[WORK INSTRUCTIONS]
Take the entries below and reproduce them word for word.

= = = = = = =

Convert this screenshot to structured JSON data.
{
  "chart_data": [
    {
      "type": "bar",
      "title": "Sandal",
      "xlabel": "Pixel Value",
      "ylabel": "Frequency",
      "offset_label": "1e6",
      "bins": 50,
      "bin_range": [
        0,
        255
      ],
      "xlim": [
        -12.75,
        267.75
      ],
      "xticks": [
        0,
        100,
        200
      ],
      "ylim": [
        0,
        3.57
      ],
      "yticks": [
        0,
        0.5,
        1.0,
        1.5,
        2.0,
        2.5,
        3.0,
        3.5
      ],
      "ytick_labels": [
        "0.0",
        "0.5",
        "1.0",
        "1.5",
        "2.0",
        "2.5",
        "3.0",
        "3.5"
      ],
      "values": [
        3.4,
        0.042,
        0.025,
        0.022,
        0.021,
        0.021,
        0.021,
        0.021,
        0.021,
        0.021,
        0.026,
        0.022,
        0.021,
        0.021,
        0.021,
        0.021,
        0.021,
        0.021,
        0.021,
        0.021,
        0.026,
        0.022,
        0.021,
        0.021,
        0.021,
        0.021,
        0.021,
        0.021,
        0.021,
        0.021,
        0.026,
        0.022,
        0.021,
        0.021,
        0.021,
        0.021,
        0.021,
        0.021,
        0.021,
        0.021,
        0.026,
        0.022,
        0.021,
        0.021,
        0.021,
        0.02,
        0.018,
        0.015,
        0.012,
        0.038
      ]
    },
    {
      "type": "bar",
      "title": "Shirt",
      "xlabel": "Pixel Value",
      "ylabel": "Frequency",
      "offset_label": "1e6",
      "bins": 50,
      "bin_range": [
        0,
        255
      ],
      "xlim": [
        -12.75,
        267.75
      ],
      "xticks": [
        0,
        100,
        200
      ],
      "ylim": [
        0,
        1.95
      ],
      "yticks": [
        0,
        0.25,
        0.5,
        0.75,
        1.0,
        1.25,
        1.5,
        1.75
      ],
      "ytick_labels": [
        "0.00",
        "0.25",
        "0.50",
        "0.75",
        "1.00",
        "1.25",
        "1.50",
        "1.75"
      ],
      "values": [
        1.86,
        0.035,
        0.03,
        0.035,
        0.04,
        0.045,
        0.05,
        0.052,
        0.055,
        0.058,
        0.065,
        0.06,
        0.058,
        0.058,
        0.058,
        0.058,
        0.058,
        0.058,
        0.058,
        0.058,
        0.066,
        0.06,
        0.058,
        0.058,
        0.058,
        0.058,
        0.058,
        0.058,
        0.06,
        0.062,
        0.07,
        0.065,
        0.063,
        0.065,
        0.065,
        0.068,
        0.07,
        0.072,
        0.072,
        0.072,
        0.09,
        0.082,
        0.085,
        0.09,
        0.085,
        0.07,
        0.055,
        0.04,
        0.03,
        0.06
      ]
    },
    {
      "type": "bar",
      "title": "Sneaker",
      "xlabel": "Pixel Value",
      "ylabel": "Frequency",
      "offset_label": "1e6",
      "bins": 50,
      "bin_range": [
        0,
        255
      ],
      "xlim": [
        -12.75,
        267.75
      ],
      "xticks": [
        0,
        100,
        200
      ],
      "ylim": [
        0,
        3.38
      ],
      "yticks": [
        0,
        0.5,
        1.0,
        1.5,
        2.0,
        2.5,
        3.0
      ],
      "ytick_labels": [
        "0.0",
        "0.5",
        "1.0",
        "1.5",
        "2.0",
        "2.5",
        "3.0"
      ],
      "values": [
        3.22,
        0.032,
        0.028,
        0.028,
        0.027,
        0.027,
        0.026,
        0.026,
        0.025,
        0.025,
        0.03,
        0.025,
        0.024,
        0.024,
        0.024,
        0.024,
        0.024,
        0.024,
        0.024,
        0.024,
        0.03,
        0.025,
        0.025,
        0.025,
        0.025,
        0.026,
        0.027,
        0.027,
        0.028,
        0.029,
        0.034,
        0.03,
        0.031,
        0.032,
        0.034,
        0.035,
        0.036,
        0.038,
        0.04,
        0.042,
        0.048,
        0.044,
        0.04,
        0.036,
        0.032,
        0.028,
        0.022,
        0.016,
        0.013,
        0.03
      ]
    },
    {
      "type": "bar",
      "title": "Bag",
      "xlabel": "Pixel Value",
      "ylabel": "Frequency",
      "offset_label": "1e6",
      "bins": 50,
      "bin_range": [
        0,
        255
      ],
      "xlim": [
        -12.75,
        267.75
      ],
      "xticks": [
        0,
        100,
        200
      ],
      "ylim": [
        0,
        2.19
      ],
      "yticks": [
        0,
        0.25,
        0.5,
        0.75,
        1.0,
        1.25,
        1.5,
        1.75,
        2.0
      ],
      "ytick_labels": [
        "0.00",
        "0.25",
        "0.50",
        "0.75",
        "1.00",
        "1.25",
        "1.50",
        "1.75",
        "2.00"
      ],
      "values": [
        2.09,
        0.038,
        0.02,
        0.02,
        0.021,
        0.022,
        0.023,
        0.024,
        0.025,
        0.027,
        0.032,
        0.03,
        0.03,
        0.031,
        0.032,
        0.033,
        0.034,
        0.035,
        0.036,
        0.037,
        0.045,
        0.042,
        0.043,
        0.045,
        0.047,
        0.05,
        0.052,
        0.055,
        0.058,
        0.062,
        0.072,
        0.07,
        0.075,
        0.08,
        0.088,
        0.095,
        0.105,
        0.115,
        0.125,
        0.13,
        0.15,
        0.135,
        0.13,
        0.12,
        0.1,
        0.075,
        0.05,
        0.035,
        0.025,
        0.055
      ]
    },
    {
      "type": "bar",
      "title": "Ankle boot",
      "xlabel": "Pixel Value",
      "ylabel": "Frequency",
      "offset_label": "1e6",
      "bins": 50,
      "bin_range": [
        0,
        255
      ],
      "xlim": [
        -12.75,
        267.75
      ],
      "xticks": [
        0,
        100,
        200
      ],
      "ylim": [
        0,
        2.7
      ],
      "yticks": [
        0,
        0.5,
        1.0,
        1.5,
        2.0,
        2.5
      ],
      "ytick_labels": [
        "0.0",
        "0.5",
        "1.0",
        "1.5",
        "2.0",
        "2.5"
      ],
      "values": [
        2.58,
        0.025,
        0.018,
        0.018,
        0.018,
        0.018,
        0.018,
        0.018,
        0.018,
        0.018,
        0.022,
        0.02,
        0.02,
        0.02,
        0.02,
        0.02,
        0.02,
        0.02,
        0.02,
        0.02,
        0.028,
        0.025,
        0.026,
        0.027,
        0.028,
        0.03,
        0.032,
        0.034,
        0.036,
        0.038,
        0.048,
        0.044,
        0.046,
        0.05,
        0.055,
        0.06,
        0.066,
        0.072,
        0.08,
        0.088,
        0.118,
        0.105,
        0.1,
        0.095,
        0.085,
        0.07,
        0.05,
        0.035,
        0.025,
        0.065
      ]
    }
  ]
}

= = = = = = =

[TASK SOLUTION]
Convert this screenshot to structured JSON data.
{
  "chart_data": [
    {
      "type": "bar",
      "title": "Sandal",
      "xlabel": "Pixel Value",
      "ylabel": "Frequency",
      "offset_label": "1e6",
      "bins": 50,
      "bin_range": [
        0,
        255
      ],
      "xlim": [
        -12.75,
        267.75
      ],
      "xticks": [
        0,
        100,
        200
      ],
      "ylim": [
        0,
        3.57
      ],
      "yticks": [
        0,
        0.5,
        1.0,
        1.5,
        2.0,
        2.5,
        3.0,
        3.5
      ],
      "ytick_labels": [
        "0.0",
        "0.5",
        "1.0",
        "1.5",
        "2.0",
        "2.5",
        "3.0",
        "3.5"
      ],
      "values": [
        3.4,
        0.042,
        0.025,
        0.022,
        0.021,
        0.021,
        0.021,
        0.021,
        0.021,
        0.021,
        0.026,
        0.022,
        0.021,
        0.021,
        0.021,
        0.021,
        0.021,
        0.021,
        0.021,
        0.021,
        0.026,
        0.022,
        0.021,
        0.021,
        0.021,
        0.021,
        0.021,
        0.021,
        0.021,
        0.021,
        0.026,
        0.022,
        0.021,
        0.021,
        0.021,
        0.021,
        0.021,
        0.021,
        0.021,
        0.021,
        0.026,
        0.022,
        0.021,
        0.021,
        0.021,
        0.02,
        0.018,
        0.015,
        0.012,
        0.038
      ]
    },
    {
      "type": "bar",
      "title": "Shirt",
      "xlabel": "Pixel Value",
      "ylabel": "Frequency",
      "offset_label": "1e6",
      "bins": 50,
      "bin_range": [
        0,
        255
      ],
      "xlim": [
        -12.75,
        267.75
      ],
      "xticks": [
        0,
        100,
        200
      ],
      "ylim": [
        0,
        1.95
      ],
      "yticks": [
        0,
        0.25,
        0.5,
        0.75,
        1.0,
        1.25,
        1.5,
        1.75
      ],
      "ytick_labels": [
        "0.00",
        "0.25",
        "0.50",
        "0.75",
        "1.00",
        "1.25",
        "1.50",
        "1.75"
      ],
      "values": [
        1.86,
        0.035,
        0.03,
        0.035,
        0.04,
        0.045,
        0.05,
        0.052,
        0.055,
        0.058,
        0.065,
        0.06,
        0.058,
        0.058,
        0.058,
        0.058,
        0.058,
        0.058,
        0.058,
        0.058,
        0.066,
        0.06,
        0.058,
        0.058,
        0.058,
        0.058,
        0.058,
        0.058,
        0.06,
        0.062,
        0.07,
        0.065,
        0.063,
        0.065,
        0.065,
        0.068,
        0.07,
        0.072,
        0.072,
        0.072,
        0.09,
        0.082,
        0.085,
        0.09,
        0.085,
        0.07,
        0.055,
        0.04,
        0.03,
        0.06
      ]
    },
    {
      "type": "bar",
      "title": "Sneaker",
      "xlabel": "Pixel Value",
      "ylabel": "Frequency",
      "offset_label": "1e6",
      "bins": 50,
      "bin_range": [
        0,
        255
      ],
      "xlim": [
        -12.75,
        267.75
      ],
      "xticks": [
        0,
        100,
        200
      ],
      "ylim": [
        0,
        3.38
      ],
      "yticks": [
        0,
        0.5,
        1.0,
        1.5,
        2.0,
        2.5,
        3.0
      ],
      "ytick_labels": [
        "0.0",
        "0.5",
        "1.0",
        "1.5",
        "2.0",
        "2.5",
        "3.0"
      ],
      "values": [
        3.22,
        0.032,
        0.028,
        0.028,
        0.027,
        0.027,
        0.026,
        0.026,
        0.025,
        0.025,
        0.03,
        0.025,
        0.024,
        0.024,
        0.024,
        0.024,
        0.024,
        0.024,
        0.024,
        0.024,
        0.03,
        0.025,
        0.025,
        0.025,
        0.025,
        0.026,
        0.027,
        0.027,
        0.028,
        0.029,
        0.034,
        0.03,
        0.031,
        0.032,
        0.034,
        0.035,
        0.036,
        0.038,
        0.04,
        0.042,
        0.048,
        0.044,
        0.04,
        0.036,
        0.032,
        0.028,
        0.022,
        0.016,
        0.013,
        0.03
      ]
    },
    {
      "type": "bar",
      "title": "Bag",
      "xlabel": "Pixel Value",
      "ylabel": "Frequency",
      "offset_label": "1e6",
      "bins": 50,
      "bin_range": [
        0,
        255
      ],
      "xlim": [
        -12.75,
        267.75
      ],
      "xticks": [
        0,
        100,
        200
      ],
      "ylim": [
        0,
        2.19
      ],
      "yticks": [
        0,
        0.25,
        0.5,
        0.75,
        1.0,
        1.25,
        1.5,
        1.75,
        2.0
      ],
      "ytick_labels": [
        "0.00",
        "0.25",
        "0.50",
        "0.75",
        "1.00",
        "1.25",
        "1.50",
        "1.75",
        "2.00"
      ],
      "values": [
        2.09,
        0.038,
        0.02,
        0.02,
        0.021,
        0.022,
        0.023,
        0.024,
        0.025,
        0.027,
        0.032,
        0.03,
        0.03,
        0.031,
        0.032,
        0.033,
        0.034,
        0.035,
        0.036,
        0.037,
        0.045,
        0.042,
        0.043,
        0.045,
        0.047,
        0.05,
        0.052,
        0.055,
        0.058,
        0.062,
        0.072,
        0.07,
        0.075,
        0.08,
        0.088,
        0.095,
        0.105,
        0.115,
        0.125,
        0.13,
        0.15,
        0.135,
        0.13,
        0.12,
        0.1,
        0.075,
        0.05,
        0.035,
        0.025,
        0.055
      ]
    },
    {
      "type": "bar",
      "title": "Ankle boot",
      "xlabel": "Pixel Value",
      "ylabel": "Frequency",
      "offset_label": "1e6",
      "bins": 50,
      "bin_range": [
        0,
        255
      ],
      "xlim": [
        -12.75,
        267.75
      ],
      "xticks": [
        0,
        100,
        200
      ],
      "ylim": [
        0,
        2.7
      ],
      "yticks": [
        0,
        0.5,
        1.0,
        1.5,
        2.0,
        2.5
      ],
      "ytick_labels": [
        "0.0",
        "0.5",
        "1.0",
        "1.5",
        "2.0",
        "2.5"
      ],
      "values": [
        2.58,
        0.025,
        0.018,
        0.018,
        0.018,
        0.018,
        0.018,
        0.018,
        0.018,
        0.018,
        0.022,
        0.02,
        0.02,
        0.02,
        0.02,
        0.02,
        0.02,
        0.02,
        0.02,
        0.02,
        0.028,
        0.025,
        0.026,
        0.027,
        0.028,
        0.03,
        0.032,
        0.034,
        0.036,
        0.038,
        0.048,
        0.044,
        0.046,
        0.05,
        0.055,
        0.06,
        0.066,
        0.072,
        0.08,
        0.088,
        0.118,
        0.105,
        0.1,
        0.095,
        0.085,
        0.07,
        0.05,
        0.035,
        0.025,
        0.065
      ]
    }
  ]
}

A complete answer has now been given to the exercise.